Enunciado: Localiza en los registros todas las líneas que contienen la cadena "портале" y cópialas. Se distinguen mayúsculas y minúsculas.

Datos de anotación de maquetación:

_ _ _

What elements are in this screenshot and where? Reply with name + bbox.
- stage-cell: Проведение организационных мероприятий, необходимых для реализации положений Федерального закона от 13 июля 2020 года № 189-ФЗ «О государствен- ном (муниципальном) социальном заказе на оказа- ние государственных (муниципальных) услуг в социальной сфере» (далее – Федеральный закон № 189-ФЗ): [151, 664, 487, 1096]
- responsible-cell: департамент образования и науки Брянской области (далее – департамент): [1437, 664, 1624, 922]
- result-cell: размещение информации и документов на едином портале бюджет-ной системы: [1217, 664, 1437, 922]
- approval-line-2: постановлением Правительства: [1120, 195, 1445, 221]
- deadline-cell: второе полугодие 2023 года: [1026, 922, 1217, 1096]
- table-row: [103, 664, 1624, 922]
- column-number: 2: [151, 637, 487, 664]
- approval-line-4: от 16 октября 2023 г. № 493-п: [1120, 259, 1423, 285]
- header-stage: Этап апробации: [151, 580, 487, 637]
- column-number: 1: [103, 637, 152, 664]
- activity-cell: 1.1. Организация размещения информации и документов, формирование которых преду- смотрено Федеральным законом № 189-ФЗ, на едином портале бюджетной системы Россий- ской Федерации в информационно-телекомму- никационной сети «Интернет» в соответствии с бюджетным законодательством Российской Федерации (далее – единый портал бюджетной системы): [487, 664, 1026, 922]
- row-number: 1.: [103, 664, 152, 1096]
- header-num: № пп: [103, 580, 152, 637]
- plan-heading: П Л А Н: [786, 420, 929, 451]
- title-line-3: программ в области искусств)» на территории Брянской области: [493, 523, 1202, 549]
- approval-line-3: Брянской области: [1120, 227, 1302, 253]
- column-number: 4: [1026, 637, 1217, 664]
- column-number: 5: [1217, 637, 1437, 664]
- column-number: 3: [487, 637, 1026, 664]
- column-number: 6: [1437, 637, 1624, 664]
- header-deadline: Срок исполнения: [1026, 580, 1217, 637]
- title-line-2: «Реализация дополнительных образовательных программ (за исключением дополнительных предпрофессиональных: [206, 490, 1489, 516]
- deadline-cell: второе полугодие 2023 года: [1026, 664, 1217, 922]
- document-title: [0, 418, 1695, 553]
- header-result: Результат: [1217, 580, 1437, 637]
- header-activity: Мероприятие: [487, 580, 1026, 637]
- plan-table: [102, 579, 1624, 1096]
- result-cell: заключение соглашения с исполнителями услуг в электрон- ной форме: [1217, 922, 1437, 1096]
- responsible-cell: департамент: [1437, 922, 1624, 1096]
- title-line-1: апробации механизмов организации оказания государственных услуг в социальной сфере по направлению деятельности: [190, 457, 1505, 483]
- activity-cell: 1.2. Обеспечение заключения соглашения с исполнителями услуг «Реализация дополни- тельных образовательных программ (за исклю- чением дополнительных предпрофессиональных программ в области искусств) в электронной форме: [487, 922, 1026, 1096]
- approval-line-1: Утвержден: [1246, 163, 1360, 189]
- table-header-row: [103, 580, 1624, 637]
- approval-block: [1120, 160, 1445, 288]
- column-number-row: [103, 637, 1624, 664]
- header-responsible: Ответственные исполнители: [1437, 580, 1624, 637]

_ _ _

Resultado esperado:
- result-cell: размещение информации и документов на едином портале бюджет-ной системы: [1217, 664, 1437, 922]
- activity-cell: 1.1. Организация размещения информации и документов, формирование которых преду- смотрено Федеральным законом № 189-ФЗ, на едином портале бюджетной системы Россий- ской Федерации в информационно-телекомму- никационной сети «Интернет» в соответствии с бюджетным законодательством Российской Федерации (далее – единый портал бюджетной системы): [487, 664, 1026, 922]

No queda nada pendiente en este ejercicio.